YOUR GOAL =
Write the records out again exactly, leaving no images in.

PROVIDED ENTRIES =
━━━━━━━━━━━━━━━━━━━━

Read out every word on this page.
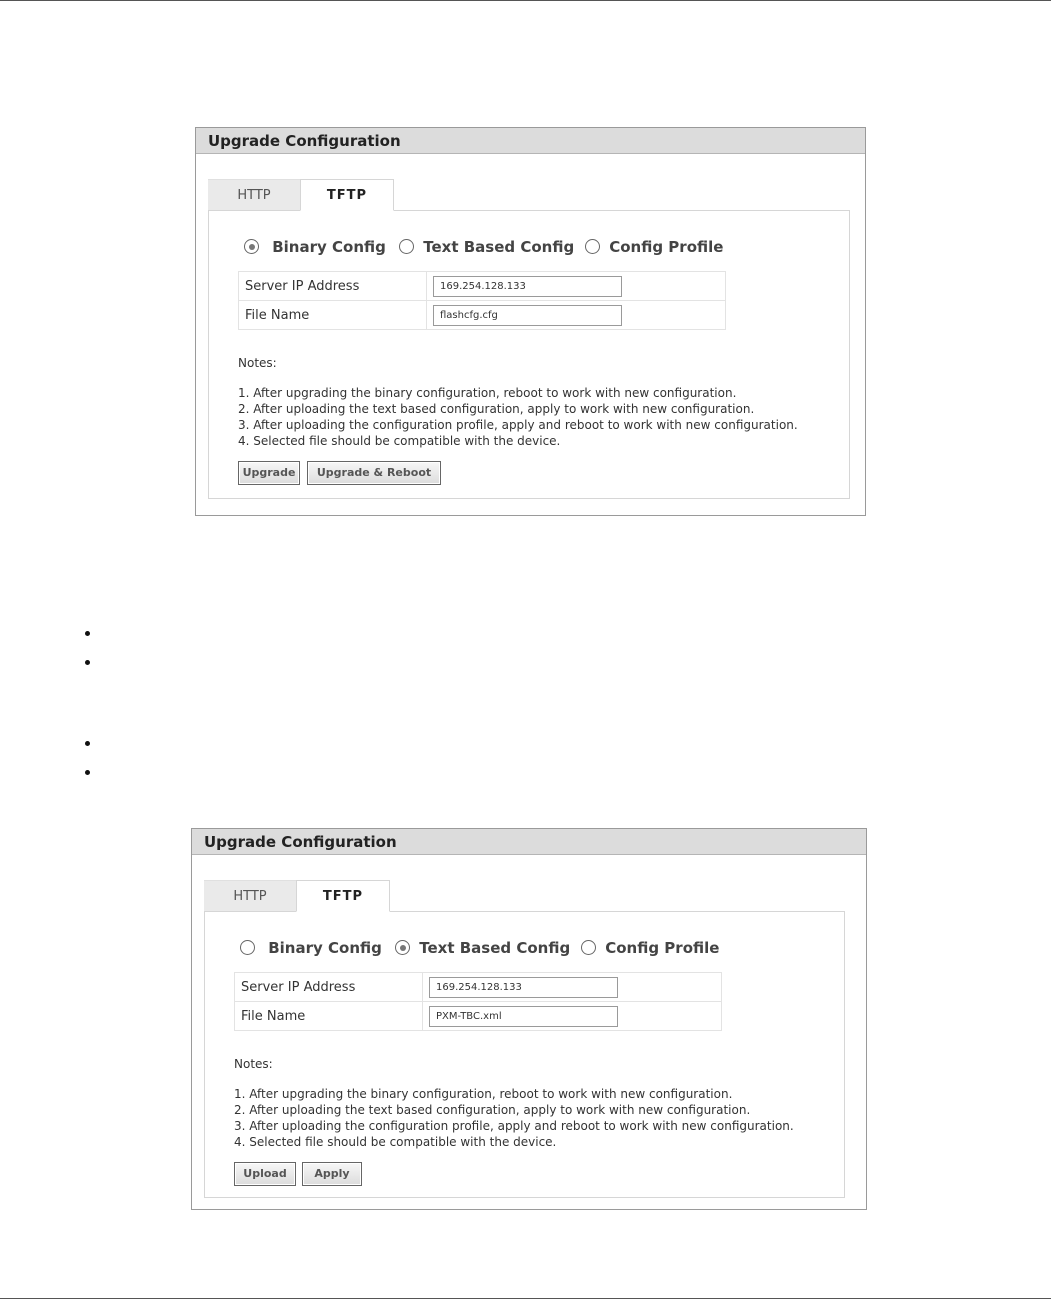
Upgrade Configuration
HTTP	TFTP
Binary Config	Text Based Config	Config Profile
Server IP Address	169.254.128.133

File Name	flashcfg.cfg
Notes:
1. After upgrading the binary configuration, reboot to work with new configuration.
2. After uploading the text based configuration, apply to work with new configuration.
3. After uploading the configuration profile, apply and reboot to work with new configuration.
4. Selected file should be compatible with the device.
Upgrade	Upgrade & Reboot
Upgrade Configuration
HTTP	TFTP
Binary Config	Text Based Config	Config Profile
Server IP Address	169.254.128.133

File Name	PXM-TBC.xml
Notes:
1. After upgrading the binary configuration, reboot to work with new configuration.
2. After uploading the text based configuration, apply to work with new configuration.
3. After uploading the configuration profile, apply and reboot to work with new configuration.
4. Selected file should be compatible with the device.
Upload	Apply
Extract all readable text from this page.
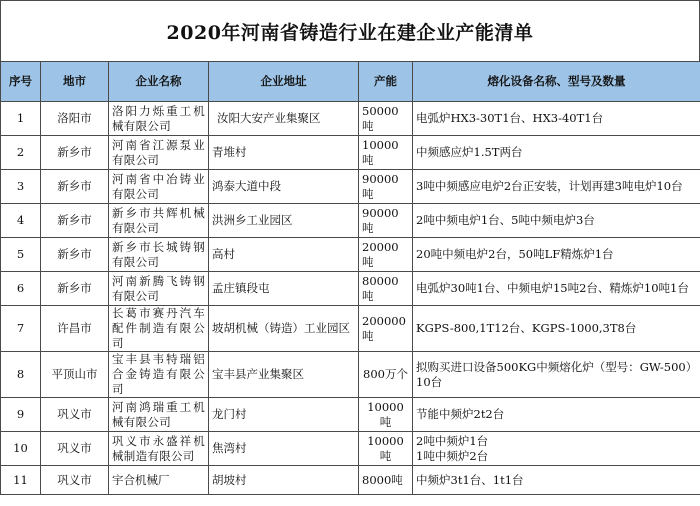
2020年河南省铸造行业在建企业产能清单
序号	地市	企业名称	企业地址	产能	熔化设备名称、型号及数量
1	洛阳市	洛阳力烁重工机械有限公司	汝阳大安产业集聚区	50000吨	电弧炉HX3-30T1台、HX3-40T1台
2	新乡市	河南省江源泵业有限公司	青堆村	10000吨	中频感应炉1.5T两台
3	新乡市	河南省中冶铸业有限公司	鸿泰大道中段	90000吨	3吨中频感应电炉2台正安装，计划再建3吨电炉10台
4	新乡市	新乡市共辉机械有限公司	洪洲乡工业园区	90000吨	2吨中频电炉1台、5吨中频电炉3台
5	新乡市	新乡市长城铸钢有限公司	高村	20000吨	20吨中频电炉2台，50吨LF精炼炉1台
6	新乡市	河南新腾飞铸钢有限公司	孟庄镇段屯	80000吨	电弧炉30吨1台、中频电炉15吨2台、精炼炉10吨1台
7	许昌市	长葛市赛丹汽车配件制造有限公司	坡胡机械（铸造）工业园区	200000吨	KGPS-800,1T12台、KGPS-1000,3T8台
8	平顶山市	宝丰县韦特瑞铝合金铸造有限公司	宝丰县产业集聚区	800万个	拟购买进口设备500KG中频熔化炉（型号：GW-500）10台
9	巩义市	河南鸿瑞重工机械有限公司	龙门村	10000吨	节能中频炉2t2台
10	巩义市	巩义市永盛祥机械制造有限公司	焦湾村	10000吨	2吨中频炉1台
1吨中频炉2台

11	巩义市	宇合机械厂	胡坡村	8000吨	中频炉3t1台、1t1台
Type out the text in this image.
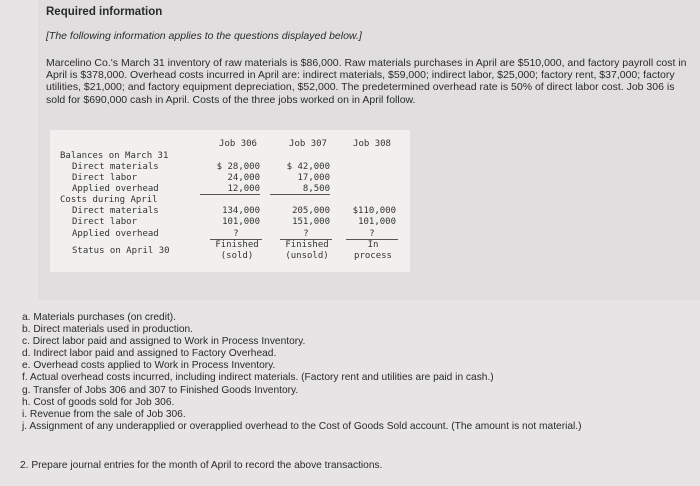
Required information
[The following information applies to the questions displayed below.]
Marcelino Co.'s March 31 inventory of raw materials is $86,000. Raw materials purchases in April are $510,000, and factory payroll cost in April is $378,000. Overhead costs incurred in April are: indirect materials, $59,000; indirect labor, $25,000; factory rent, $37,000; factory utilities, $21,000; and factory equipment depreciation, $52,000. The predetermined overhead rate is 50% of direct labor cost. Job 306 is sold for $690,000 cash in April. Costs of the three jobs worked on in April follow.
Job 306	Job 307	Job 308
Balances on March 31
Direct materials
Direct labor
Applied overhead
Costs during April
Direct materials
Direct labor
Applied overhead
Status on April 30
$ 28,000
24,000
12,000
134,000
101,000
?
Finished
(sold)
$ 42,000
17,000
8,500
205,000
151,000
?
Finished
(unsold)
$110,000
101,000
?
In
process
a. Materials purchases (on credit).
b. Direct materials used in production.
c. Direct labor paid and assigned to Work in Process Inventory.
d. Indirect labor paid and assigned to Factory Overhead.
e. Overhead costs applied to Work in Process Inventory.
f. Actual overhead costs incurred, including indirect materials. (Factory rent and utilities are paid in cash.)
g. Transfer of Jobs 306 and 307 to Finished Goods Inventory.
h. Cost of goods sold for Job 306.
i. Revenue from the sale of Job 306.
j. Assignment of any underapplied or overapplied overhead to the Cost of Goods Sold account. (The amount is not material.)
2. Prepare journal entries for the month of April to record the above transactions.
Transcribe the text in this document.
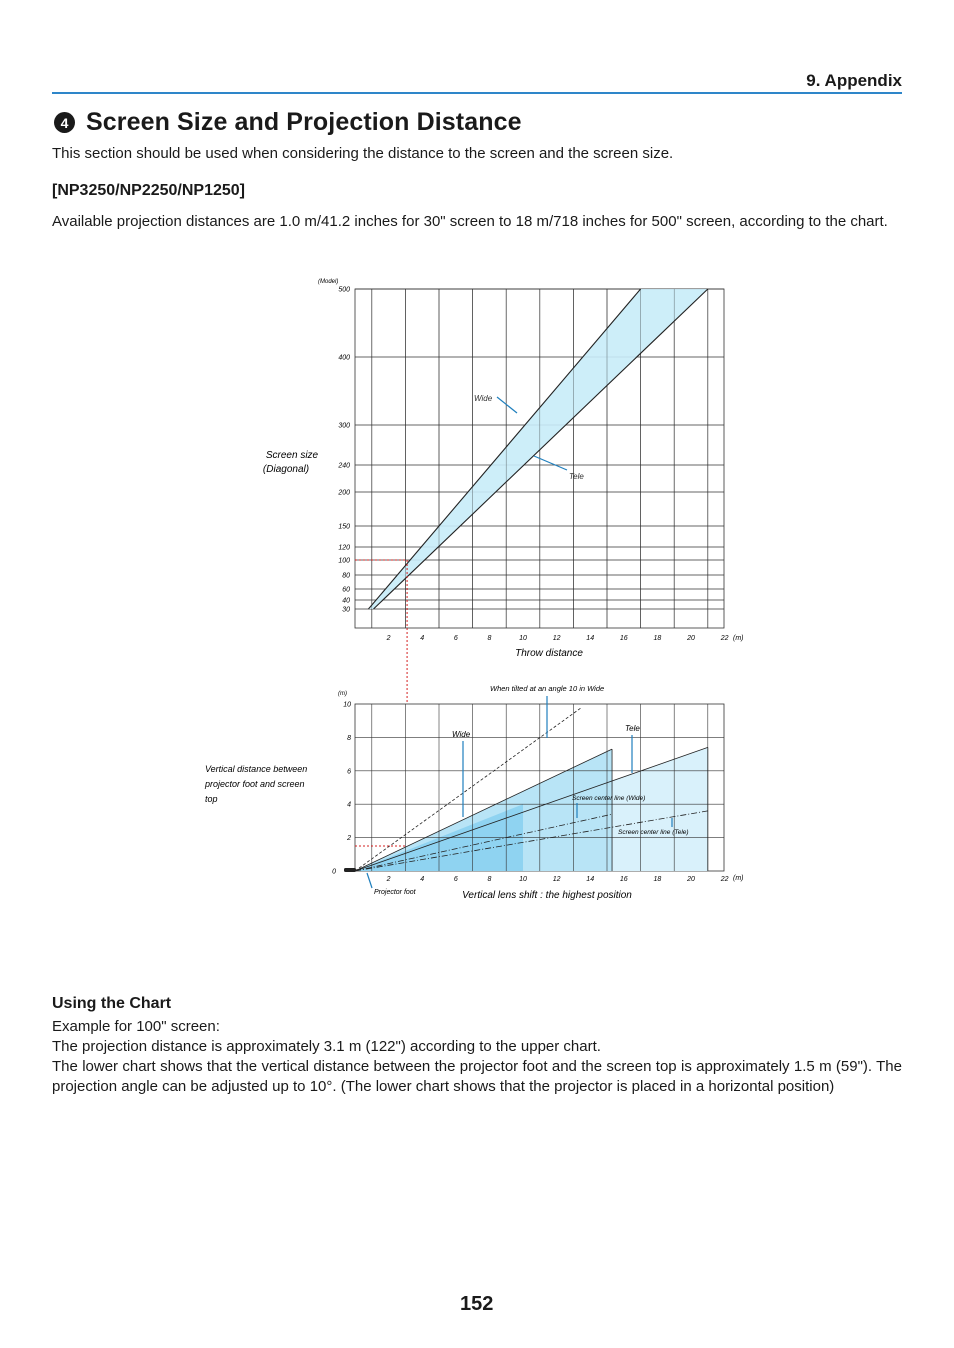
9. Appendix
4 Screen Size and Projection Distance
This section should be used when considering the distance to the screen and the screen size.
[NP3250/NP2250/NP1250]
Available projection distances are 1.0 m/41.2 inches for 30" screen to 18 m/718 inches for 500" screen, according to the chart.
(Model)
30
40
60
80
100
120
150
200
240
300
400
500
2	4	6	8	10	12	14	16	18	20	22 (m)
Throw distance
Screen size (Diagonal)
Wide
Tele
(m)
0
2
4
6
8
10
2	4	6	8	10	12	14	16	18	20	22 (m)
Vertical lens shift : the highest position
Vertical distance between projector foot and screen top
When tilted at an angle 10 in Wide
Wide
Tele
Screen center line (Wide)
Screen center line (Tele)
Projector foot
Using the Chart

Example for 100" screen:

The projection distance is approximately 3.1 m (122") according to the upper chart.

The lower chart shows that the vertical distance between the projector foot and the screen top is approximately 1.5 m (59"). The projection angle can be adjusted up to 10°. (The lower chart shows that the projector is placed in a horizontal position)

152
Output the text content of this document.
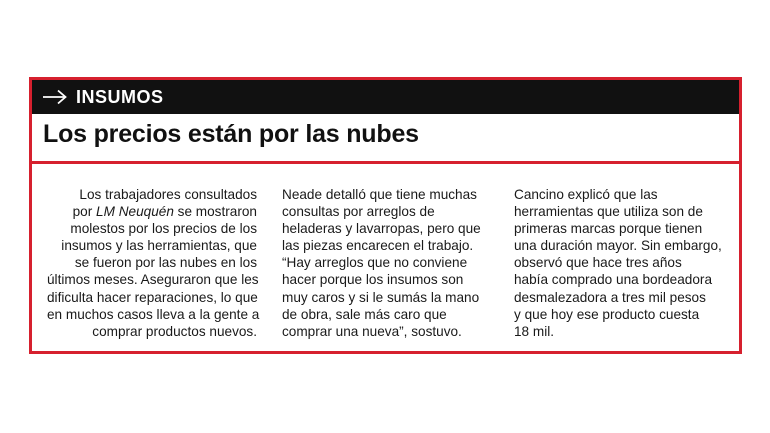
INSUMOS
Los precios están por las nubes
Los trabajadores consultados
por LM Neuquén se mostraron
molestos por los precios de los
insumos y las herramientas, que
se fueron por las nubes en los
últimos meses. Aseguraron que les
dificulta hacer reparaciones, lo que
en muchos casos lleva a la gente a
comprar productos nuevos.
Neade detalló que tiene muchas
consultas por arreglos de
heladeras y lavarropas, pero que
las piezas encarecen el trabajo.
“Hay arreglos que no conviene
hacer porque los insumos son
muy caros y si le sumás la mano
de obra, sale más caro que
comprar una nueva”, sostuvo.
Cancino explicó que las
herramientas que utiliza son de
primeras marcas porque tienen
una duración mayor. Sin embargo,
observó que hace tres años
había comprado una bordeadora
desmalezadora a tres mil pesos
y que hoy ese producto cuesta
18 mil.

━━━━━━━━━━━━━━━━━━━━

EXPECTED ANSWER =
Read out every word on this page.
Upgrade Configuration
HTTP	TFTP
Binary Config	Text Based Config	Config Profile
Server IP Address	169.254.128.133

File Name	flashcfg.cfg
Notes:
1. After upgrading the binary configuration, reboot to work with new configuration.
2. After uploading the text based configuration, apply to work with new configuration.
3. After uploading the configuration profile, apply and reboot to work with new configuration.
4. Selected file should be compatible with the device.
Upgrade	Upgrade & Reboot
Upgrade Configuration
HTTP	TFTP
Binary Config	Text Based Config	Config Profile
Server IP Address	169.254.128.133

File Name	PXM-TBC.xml
Notes:
1. After upgrading the binary configuration, reboot to work with new configuration.
2. After uploading the text based configuration, apply to work with new configuration.
3. After uploading the configuration profile, apply and reboot to work with new configuration.
4. Selected file should be compatible with the device.
Upload	Apply
Extract all readable text from this page.
2020年河南省铸造行业在建企业产能清单
序号	地市	企业名称	企业地址	产能	熔化设备名称、型号及数量
1	洛阳市	洛阳力烁重工机械有限公司	汝阳大安产业集聚区	50000吨	电弧炉HX3-30T1台、HX3-40T1台
2	新乡市	河南省江源泵业有限公司	青堆村	10000吨	中频感应炉1.5T两台
3	新乡市	河南省中冶铸业有限公司	鸿泰大道中段	90000吨	3吨中频感应电炉2台正安装，计划再建3吨电炉10台
4	新乡市	新乡市共辉机械有限公司	洪洲乡工业园区	90000吨	2吨中频电炉1台、5吨中频电炉3台
5	新乡市	新乡市长城铸钢有限公司	高村	20000吨	20吨中频电炉2台，50吨LF精炼炉1台
6	新乡市	河南新腾飞铸钢有限公司	孟庄镇段屯	80000吨	电弧炉30吨1台、中频电炉15吨2台、精炼炉10吨1台
7	许昌市	长葛市赛丹汽车配件制造有限公司	坡胡机械（铸造）工业园区	200000吨	KGPS-800,1T12台、KGPS-1000,3T8台
8	平顶山市	宝丰县韦特瑞铝合金铸造有限公司	宝丰县产业集聚区	800万个	拟购买进口设备500KG中频熔化炉（型号：GW-500）10台
9	巩义市	河南鸿瑞重工机械有限公司	龙门村	10000吨	节能中频炉2t2台
10	巩义市	巩义市永盛祥机械制造有限公司	焦湾村	10000吨	2吨中频炉1台
1吨中频炉2台

11	巩义市	宇合机械厂	胡坡村	8000吨	中频炉3t1台、1t1台
Type out the text in this image.
Required information
[The following information applies to the questions displayed below.]
Marcelino Co.'s March 31 inventory of raw materials is $86,000. Raw materials purchases in April are $510,000, and factory payroll cost in April is $378,000. Overhead costs incurred in April are: indirect materials, $59,000; indirect labor, $25,000; factory rent, $37,000; factory utilities, $21,000; and factory equipment depreciation, $52,000. The predetermined overhead rate is 50% of direct labor cost. Job 306 is sold for $690,000 cash in April. Costs of the three jobs worked on in April follow.
Job 306	Job 307	Job 308
Balances on March 31
Direct materials
Direct labor
Applied overhead
Costs during April
Direct materials
Direct labor
Applied overhead
Status on April 30
$ 28,000
24,000
12,000
134,000
101,000
?
Finished
(sold)
$ 42,000
17,000
8,500
205,000
151,000
?
Finished
(unsold)
$110,000
101,000
?
In
process
a. Materials purchases (on credit).
b. Direct materials used in production.
c. Direct labor paid and assigned to Work in Process Inventory.
d. Indirect labor paid and assigned to Factory Overhead.
e. Overhead costs applied to Work in Process Inventory.
f. Actual overhead costs incurred, including indirect materials. (Factory rent and utilities are paid in cash.)
g. Transfer of Jobs 306 and 307 to Finished Goods Inventory.
h. Cost of goods sold for Job 306.
i. Revenue from the sale of Job 306.
j. Assignment of any underapplied or overapplied overhead to the Cost of Goods Sold account. (The amount is not material.)
2. Prepare journal entries for the month of April to record the above transactions.
Transcribe the text in this document.
9. Appendix
4 Screen Size and Projection Distance
This section should be used when considering the distance to the screen and the screen size.
[NP3250/NP2250/NP1250]
Available projection distances are 1.0 m/41.2 inches for 30" screen to 18 m/718 inches for 500" screen, according to the chart.
(Model)
30
40
60
80
100
120
150
200
240
300
400
500
2	4	6	8	10	12	14	16	18	20	22 (m)
Throw distance
Screen size (Diagonal)
Wide
Tele
(m)
0
2
4
6
8
10
2	4	6	8	10	12	14	16	18	20	22 (m)
Vertical lens shift : the highest position
Vertical distance between projector foot and screen top
When tilted at an angle 10 in Wide
Wide
Tele
Screen center line (Wide)
Screen center line (Tele)
Projector foot
Using the Chart

Example for 100" screen:

The projection distance is approximately 3.1 m (122") according to the upper chart.

The lower chart shows that the vertical distance between the projector foot and the screen top is approximately 1.5 m (59"). The projection angle can be adjusted up to 10°. (The lower chart shows that the projector is placed in a horizontal position)

152
Output the text content of this document.
INSUMOS
Los precios están por las nubes
Los trabajadores consultados
por LM Neuquén se mostraron
molestos por los precios de los
insumos y las herramientas, que
se fueron por las nubes en los
últimos meses. Aseguraron que les
dificulta hacer reparaciones, lo que
en muchos casos lleva a la gente a
comprar productos nuevos.
Neade detalló que tiene muchas
consultas por arreglos de
heladeras y lavarropas, pero que
las piezas encarecen el trabajo.
“Hay arreglos que no conviene
hacer porque los insumos son
muy caros y si le sumás la mano
de obra, sale más caro que
comprar una nueva”, sostuvo.
Cancino explicó que las
herramientas que utiliza son de
primeras marcas porque tienen
una duración mayor. Sin embargo,
observó que hace tres años
había comprado una bordeadora
desmalezadora a tres mil pesos
y que hoy ese producto cuesta
18 mil.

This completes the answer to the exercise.